Records from a data collection:
----

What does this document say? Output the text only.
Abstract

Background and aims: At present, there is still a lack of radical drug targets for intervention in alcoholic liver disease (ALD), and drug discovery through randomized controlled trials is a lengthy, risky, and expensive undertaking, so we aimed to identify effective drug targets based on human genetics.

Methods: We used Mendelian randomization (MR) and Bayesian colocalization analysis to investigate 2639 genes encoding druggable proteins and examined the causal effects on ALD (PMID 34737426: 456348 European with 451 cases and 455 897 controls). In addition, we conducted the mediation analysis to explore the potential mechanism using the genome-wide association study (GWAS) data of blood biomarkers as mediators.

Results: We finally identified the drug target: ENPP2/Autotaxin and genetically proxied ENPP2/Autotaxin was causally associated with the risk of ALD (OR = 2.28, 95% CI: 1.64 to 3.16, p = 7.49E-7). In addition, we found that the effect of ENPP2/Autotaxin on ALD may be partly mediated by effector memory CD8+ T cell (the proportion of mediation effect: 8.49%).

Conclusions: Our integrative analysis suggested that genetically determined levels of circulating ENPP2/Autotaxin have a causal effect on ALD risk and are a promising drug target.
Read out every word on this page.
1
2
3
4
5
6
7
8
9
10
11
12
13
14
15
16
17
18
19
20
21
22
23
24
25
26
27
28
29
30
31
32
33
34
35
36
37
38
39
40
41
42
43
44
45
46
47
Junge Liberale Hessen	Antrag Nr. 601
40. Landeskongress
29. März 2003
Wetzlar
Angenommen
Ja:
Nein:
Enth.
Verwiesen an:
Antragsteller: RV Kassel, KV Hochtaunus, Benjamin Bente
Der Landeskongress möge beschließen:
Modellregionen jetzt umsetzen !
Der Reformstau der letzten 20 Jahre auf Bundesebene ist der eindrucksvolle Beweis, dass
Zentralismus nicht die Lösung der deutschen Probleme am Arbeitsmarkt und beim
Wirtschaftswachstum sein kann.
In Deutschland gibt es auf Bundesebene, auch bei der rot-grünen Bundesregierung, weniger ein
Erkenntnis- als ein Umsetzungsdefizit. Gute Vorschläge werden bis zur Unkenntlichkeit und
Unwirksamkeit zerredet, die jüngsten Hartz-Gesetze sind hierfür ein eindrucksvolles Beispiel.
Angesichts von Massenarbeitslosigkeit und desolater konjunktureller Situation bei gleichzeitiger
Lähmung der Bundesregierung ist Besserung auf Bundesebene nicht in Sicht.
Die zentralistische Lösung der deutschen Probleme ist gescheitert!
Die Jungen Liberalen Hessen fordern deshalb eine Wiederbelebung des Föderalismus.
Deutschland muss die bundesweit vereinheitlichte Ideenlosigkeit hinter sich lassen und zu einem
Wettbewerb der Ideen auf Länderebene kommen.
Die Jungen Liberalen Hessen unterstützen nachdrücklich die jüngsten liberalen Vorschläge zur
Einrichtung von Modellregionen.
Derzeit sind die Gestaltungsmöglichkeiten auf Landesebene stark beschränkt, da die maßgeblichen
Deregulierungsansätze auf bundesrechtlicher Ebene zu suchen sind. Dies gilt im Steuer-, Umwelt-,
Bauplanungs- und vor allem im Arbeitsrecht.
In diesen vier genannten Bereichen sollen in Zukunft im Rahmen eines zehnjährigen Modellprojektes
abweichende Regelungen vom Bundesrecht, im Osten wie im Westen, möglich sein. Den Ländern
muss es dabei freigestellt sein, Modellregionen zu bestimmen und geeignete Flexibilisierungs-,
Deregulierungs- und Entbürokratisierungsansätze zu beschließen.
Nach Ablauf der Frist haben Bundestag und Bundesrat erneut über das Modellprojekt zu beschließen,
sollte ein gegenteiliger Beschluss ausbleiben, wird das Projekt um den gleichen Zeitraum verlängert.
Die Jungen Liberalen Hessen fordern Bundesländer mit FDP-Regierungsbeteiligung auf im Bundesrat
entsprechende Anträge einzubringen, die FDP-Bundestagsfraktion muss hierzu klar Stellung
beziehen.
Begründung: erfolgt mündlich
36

----

* [What this task involves]
Write out each entry again, leaving every word as it is.

* [The completed task]
What does this document say? Output the text only.
Abstract

Background and aims: At present, there is still a lack of radical drug targets for intervention in alcoholic liver disease (ALD), and drug discovery through randomized controlled trials is a lengthy, risky, and expensive undertaking, so we aimed to identify effective drug targets based on human genetics.

Methods: We used Mendelian randomization (MR) and Bayesian colocalization analysis to investigate 2639 genes encoding druggable proteins and examined the causal effects on ALD (PMID 34737426: 456348 European with 451 cases and 455 897 controls). In addition, we conducted the mediation analysis to explore the potential mechanism using the genome-wide association study (GWAS) data of blood biomarkers as mediators.

Results: We finally identified the drug target: ENPP2/Autotaxin and genetically proxied ENPP2/Autotaxin was causally associated with the risk of ALD (OR = 2.28, 95% CI: 1.64 to 3.16, p = 7.49E-7). In addition, we found that the effect of ENPP2/Autotaxin on ALD may be partly mediated by effector memory CD8+ T cell (the proportion of mediation effect: 8.49%).

Conclusions: Our integrative analysis suggested that genetically determined levels of circulating ENPP2/Autotaxin have a causal effect on ALD risk and are a promising drug target.
Read out every word on this page.
1
2
3
4
5
6
7
8
9
10
11
12
13
14
15
16
17
18
19
20
21
22
23
24
25
26
27
28
29
30
31
32
33
34
35
36
37
38
39
40
41
42
43
44
45
46
47
Junge Liberale Hessen	Antrag Nr. 601
40. Landeskongress
29. März 2003
Wetzlar
Angenommen
Ja:
Nein:
Enth.
Verwiesen an:
Antragsteller: RV Kassel, KV Hochtaunus, Benjamin Bente
Der Landeskongress möge beschließen:
Modellregionen jetzt umsetzen !
Der Reformstau der letzten 20 Jahre auf Bundesebene ist der eindrucksvolle Beweis, dass
Zentralismus nicht die Lösung der deutschen Probleme am Arbeitsmarkt und beim
Wirtschaftswachstum sein kann.
In Deutschland gibt es auf Bundesebene, auch bei der rot-grünen Bundesregierung, weniger ein
Erkenntnis- als ein Umsetzungsdefizit. Gute Vorschläge werden bis zur Unkenntlichkeit und
Unwirksamkeit zerredet, die jüngsten Hartz-Gesetze sind hierfür ein eindrucksvolles Beispiel.
Angesichts von Massenarbeitslosigkeit und desolater konjunktureller Situation bei gleichzeitiger
Lähmung der Bundesregierung ist Besserung auf Bundesebene nicht in Sicht.
Die zentralistische Lösung der deutschen Probleme ist gescheitert!
Die Jungen Liberalen Hessen fordern deshalb eine Wiederbelebung des Föderalismus.
Deutschland muss die bundesweit vereinheitlichte Ideenlosigkeit hinter sich lassen und zu einem
Wettbewerb der Ideen auf Länderebene kommen.
Die Jungen Liberalen Hessen unterstützen nachdrücklich die jüngsten liberalen Vorschläge zur
Einrichtung von Modellregionen.
Derzeit sind die Gestaltungsmöglichkeiten auf Landesebene stark beschränkt, da die maßgeblichen
Deregulierungsansätze auf bundesrechtlicher Ebene zu suchen sind. Dies gilt im Steuer-, Umwelt-,
Bauplanungs- und vor allem im Arbeitsrecht.
In diesen vier genannten Bereichen sollen in Zukunft im Rahmen eines zehnjährigen Modellprojektes
abweichende Regelungen vom Bundesrecht, im Osten wie im Westen, möglich sein. Den Ländern
muss es dabei freigestellt sein, Modellregionen zu bestimmen und geeignete Flexibilisierungs-,
Deregulierungs- und Entbürokratisierungsansätze zu beschließen.
Nach Ablauf der Frist haben Bundestag und Bundesrat erneut über das Modellprojekt zu beschließen,
sollte ein gegenteiliger Beschluss ausbleiben, wird das Projekt um den gleichen Zeitraum verlängert.
Die Jungen Liberalen Hessen fordern Bundesländer mit FDP-Regierungsbeteiligung auf im Bundesrat
entsprechende Anträge einzubringen, die FDP-Bundestagsfraktion muss hierzu klar Stellung
beziehen.
Begründung: erfolgt mündlich
36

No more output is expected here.